=== SHORT TASK ===
Find every line with the word "this". Copy those lines.

=== INPUT ROWS ===
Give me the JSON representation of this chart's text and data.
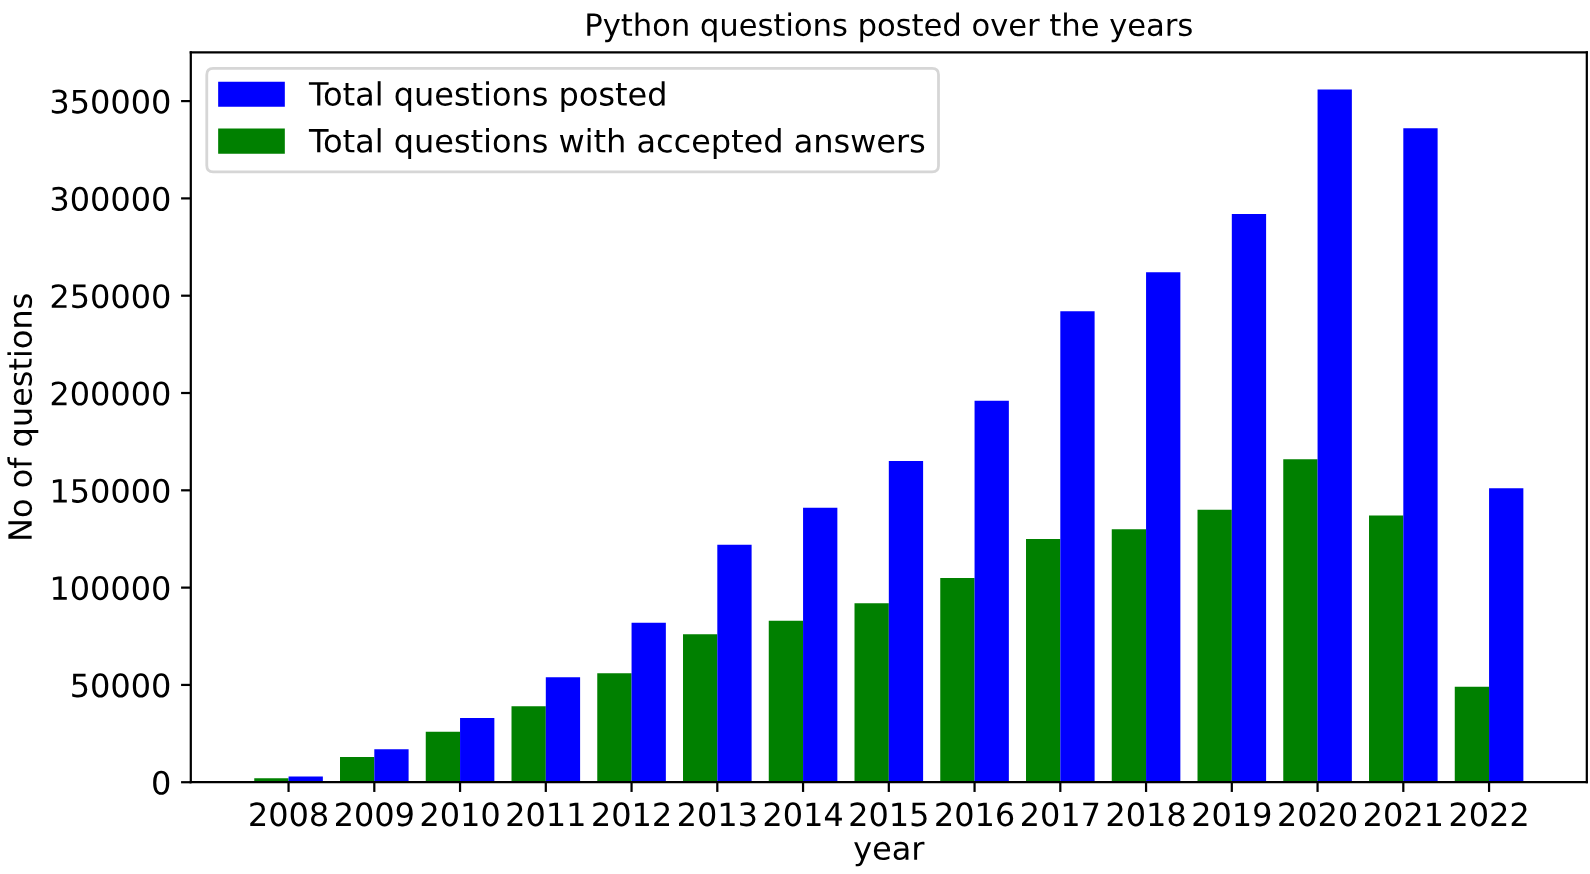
{
  "chart_data": {
    "type": "bar",
    "title": "Python questions posted over the years",
    "xlabel": "year",
    "ylabel": "No of questions",
    "categories": [
      "2008",
      "2009",
      "2010",
      "2011",
      "2012",
      "2013",
      "2014",
      "2015",
      "2016",
      "2017",
      "2018",
      "2019",
      "2020",
      "2021",
      "2022"
    ],
    "series": [
      {
        "name": "Total questions with accepted answers",
        "color": "#008000",
        "values": [
          2000,
          13000,
          26000,
          39000,
          56000,
          76000,
          83000,
          92000,
          105000,
          125000,
          130000,
          140000,
          166000,
          137000,
          49000
        ]
      },
      {
        "name": "Total questions posted",
        "color": "#0000ff",
        "values": [
          3000,
          17000,
          33000,
          54000,
          82000,
          122000,
          141000,
          165000,
          196000,
          242000,
          262000,
          292000,
          356000,
          336000,
          151000
        ]
      }
    ],
    "ylim": [
      0,
      375000
    ],
    "yticks": [
      0,
      50000,
      100000,
      150000,
      200000,
      250000,
      300000,
      350000
    ],
    "grid": false,
    "legend": "top left"
  }
}
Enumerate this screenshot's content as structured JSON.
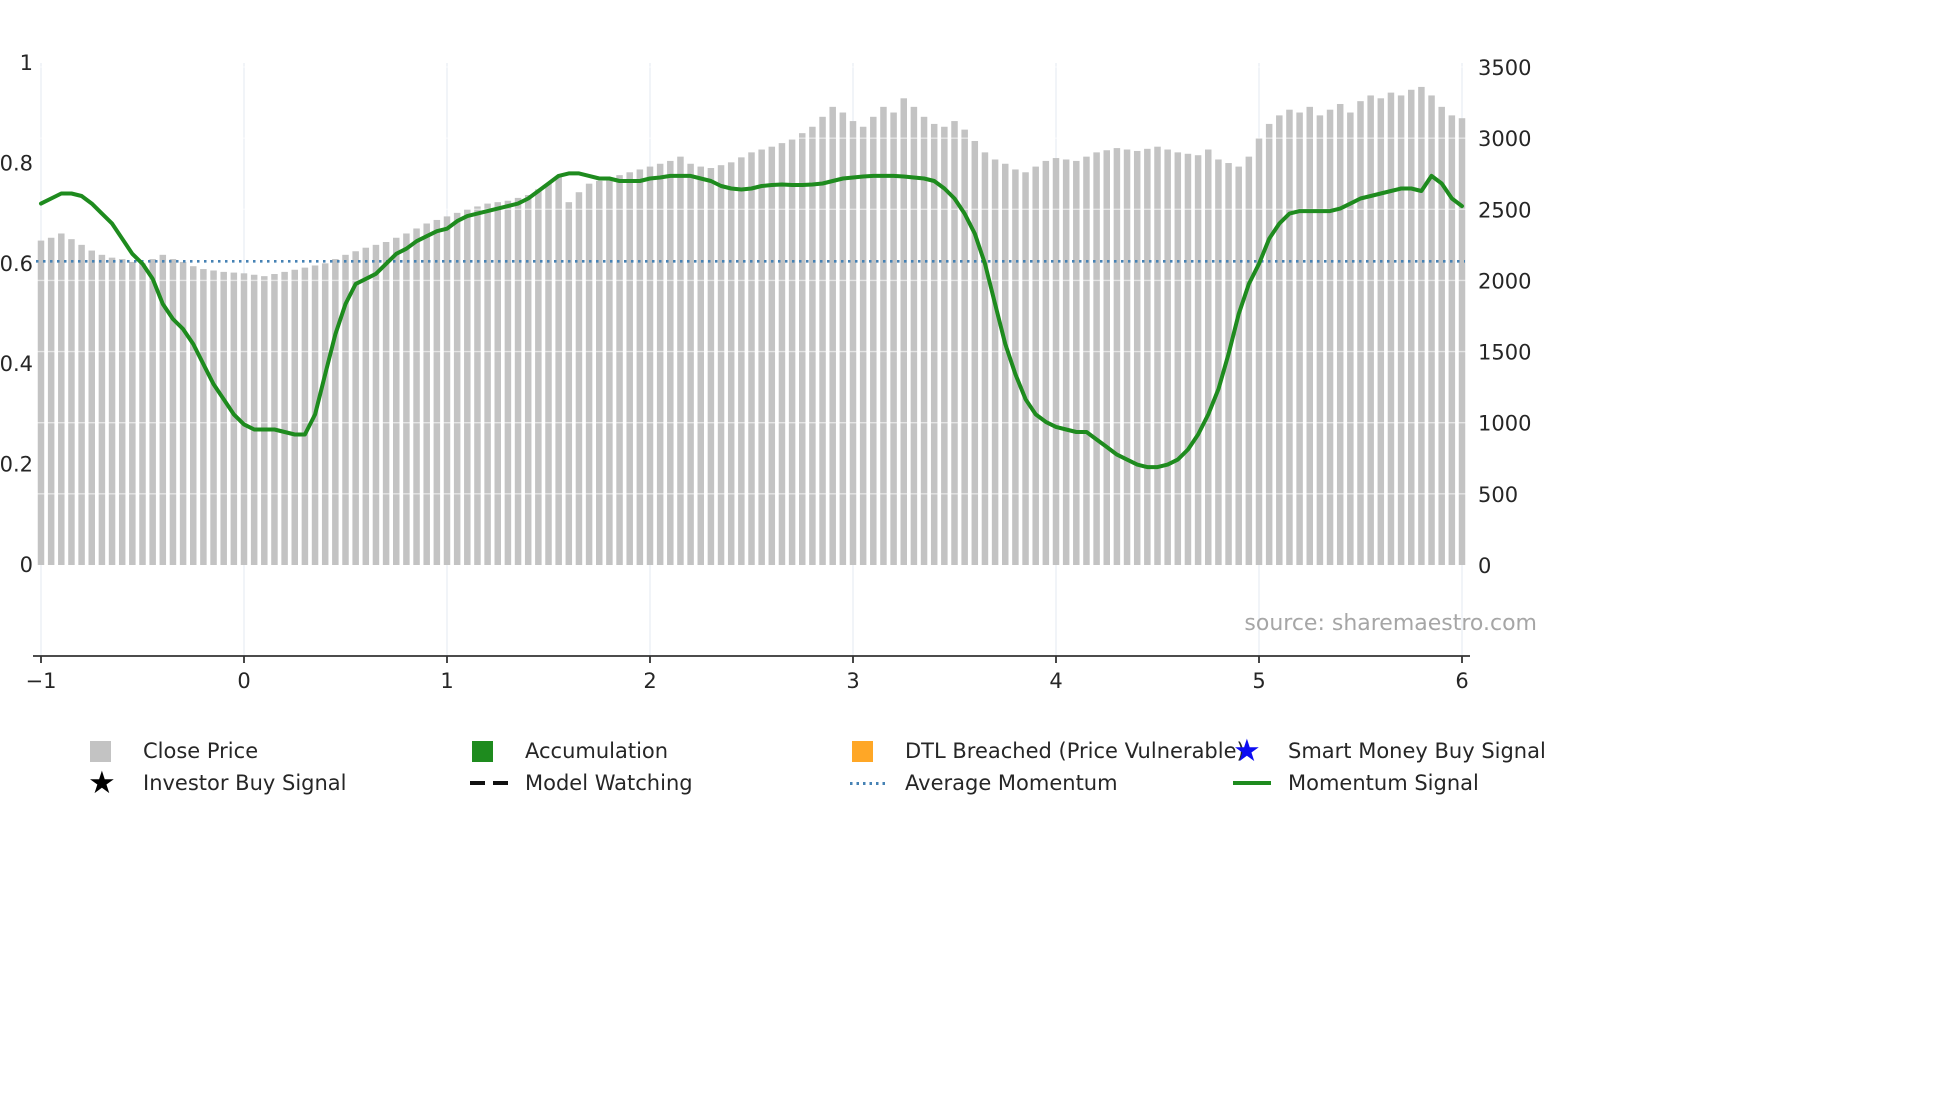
{
  "source_note": "source: sharemaestro.com",
  "colors": {
    "close_price_bar": "#c3c3c3",
    "momentum_green": "#1e8b1e",
    "average_momentum_blue": "#4682B4",
    "dtl_breached_orange": "#FFA726",
    "smart_money_blue": "#0d0df2",
    "text": "#262626",
    "source_text": "#a6a6a6"
  },
  "legend": {
    "items": [
      {
        "label": "Close Price",
        "swatch": "square",
        "color": "#c3c3c3"
      },
      {
        "label": "Accumulation",
        "swatch": "square",
        "color": "#1e8b1e"
      },
      {
        "label": "DTL Breached (Price Vulnerable)",
        "swatch": "square",
        "color": "#FFA726"
      },
      {
        "label": "Smart Money Buy Signal",
        "swatch": "star",
        "color": "#0d0df2"
      },
      {
        "label": "Investor Buy Signal",
        "swatch": "star",
        "color": "#000000"
      },
      {
        "label": "Model Watching",
        "swatch": "dashed-line",
        "color": "#000000"
      },
      {
        "label": "Average Momentum",
        "swatch": "dotted-line",
        "color": "#4682B4"
      },
      {
        "label": "Momentum Signal",
        "swatch": "solid-line",
        "color": "#1e8b1e"
      }
    ]
  },
  "chart_data": {
    "type": "bar",
    "title": "",
    "xlabel": "",
    "ylabel_left": "",
    "ylabel_right": "",
    "xlim": [
      -1,
      6
    ],
    "ylim_left": [
      0,
      1
    ],
    "ylim_right": [
      0,
      3500
    ],
    "x_ticks": [
      -1,
      0,
      1,
      2,
      3,
      4,
      5,
      6
    ],
    "x_tick_labels": [
      "−1",
      "0",
      "1",
      "2",
      "3",
      "4",
      "5",
      "6"
    ],
    "y_ticks_left": [
      0,
      0.2,
      0.4,
      0.6,
      0.8,
      1
    ],
    "y_tick_labels_left": [
      "0",
      "0.2",
      "0.4",
      "0.6",
      "0.8",
      "1"
    ],
    "y_ticks_right": [
      0,
      500,
      1000,
      1500,
      2000,
      2500,
      3000,
      3500
    ],
    "y_tick_labels_right": [
      "0",
      "500",
      "1000",
      "1500",
      "2000",
      "2500",
      "3000",
      "3500"
    ],
    "legend_position": "bottom",
    "grid": true,
    "x_start": -1,
    "x_step": 0.05,
    "close_price": {
      "name": "Close Price",
      "type": "bar",
      "axis": "right",
      "color": "#c3c3c3",
      "values": [
        2280,
        2300,
        2330,
        2290,
        2250,
        2210,
        2180,
        2160,
        2150,
        2130,
        2120,
        2150,
        2180,
        2150,
        2130,
        2100,
        2080,
        2070,
        2060,
        2055,
        2050,
        2040,
        2030,
        2045,
        2060,
        2075,
        2090,
        2105,
        2120,
        2150,
        2180,
        2205,
        2230,
        2250,
        2270,
        2300,
        2330,
        2365,
        2400,
        2425,
        2450,
        2475,
        2500,
        2520,
        2540,
        2550,
        2560,
        2580,
        2600,
        2640,
        2680,
        2730,
        2550,
        2620,
        2680,
        2700,
        2720,
        2740,
        2760,
        2780,
        2800,
        2820,
        2840,
        2870,
        2820,
        2800,
        2790,
        2810,
        2830,
        2865,
        2900,
        2920,
        2940,
        2965,
        2990,
        3035,
        3080,
        3150,
        3220,
        3180,
        3120,
        3080,
        3150,
        3220,
        3180,
        3280,
        3220,
        3150,
        3100,
        3080,
        3120,
        3060,
        2980,
        2900,
        2850,
        2820,
        2780,
        2760,
        2800,
        2840,
        2860,
        2850,
        2840,
        2870,
        2900,
        2915,
        2930,
        2920,
        2910,
        2925,
        2940,
        2920,
        2900,
        2890,
        2880,
        2920,
        2850,
        2825,
        2800,
        2870,
        3000,
        3100,
        3160,
        3200,
        3180,
        3220,
        3160,
        3200,
        3240,
        3180,
        3260,
        3300,
        3280,
        3320,
        3300,
        3340,
        3360,
        3300,
        3220,
        3160,
        3140
      ]
    },
    "momentum_signal": {
      "name": "Momentum Signal",
      "type": "line",
      "axis": "left",
      "color": "#1e8b1e",
      "values": [
        0.72,
        0.73,
        0.74,
        0.74,
        0.735,
        0.72,
        0.7,
        0.68,
        0.65,
        0.62,
        0.6,
        0.57,
        0.52,
        0.49,
        0.47,
        0.44,
        0.4,
        0.36,
        0.33,
        0.3,
        0.28,
        0.27,
        0.27,
        0.27,
        0.265,
        0.26,
        0.26,
        0.3,
        0.38,
        0.46,
        0.52,
        0.56,
        0.57,
        0.58,
        0.6,
        0.62,
        0.63,
        0.645,
        0.655,
        0.665,
        0.67,
        0.685,
        0.695,
        0.7,
        0.705,
        0.71,
        0.715,
        0.72,
        0.73,
        0.745,
        0.76,
        0.775,
        0.78,
        0.78,
        0.775,
        0.77,
        0.77,
        0.765,
        0.765,
        0.765,
        0.77,
        0.772,
        0.775,
        0.775,
        0.775,
        0.77,
        0.765,
        0.755,
        0.75,
        0.748,
        0.75,
        0.755,
        0.757,
        0.758,
        0.757,
        0.757,
        0.758,
        0.76,
        0.765,
        0.77,
        0.772,
        0.774,
        0.775,
        0.775,
        0.775,
        0.774,
        0.772,
        0.77,
        0.765,
        0.75,
        0.73,
        0.7,
        0.66,
        0.6,
        0.52,
        0.44,
        0.38,
        0.33,
        0.3,
        0.285,
        0.275,
        0.27,
        0.265,
        0.265,
        0.25,
        0.235,
        0.22,
        0.21,
        0.2,
        0.195,
        0.195,
        0.2,
        0.21,
        0.23,
        0.26,
        0.3,
        0.35,
        0.42,
        0.5,
        0.56,
        0.6,
        0.65,
        0.68,
        0.7,
        0.705,
        0.705,
        0.705,
        0.705,
        0.71,
        0.72,
        0.73,
        0.735,
        0.74,
        0.745,
        0.75,
        0.75,
        0.745,
        0.775,
        0.76,
        0.73,
        0.715
      ]
    },
    "average_momentum": {
      "name": "Average Momentum",
      "type": "hline",
      "axis": "left",
      "color": "#4682B4",
      "line_style": "dotted",
      "value": 0.605
    }
  }
}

=== CORRECT RESPONSE ===
Give me the JSON representation of this chart's text and data.
Enumerate this screenshot's content as structured JSON.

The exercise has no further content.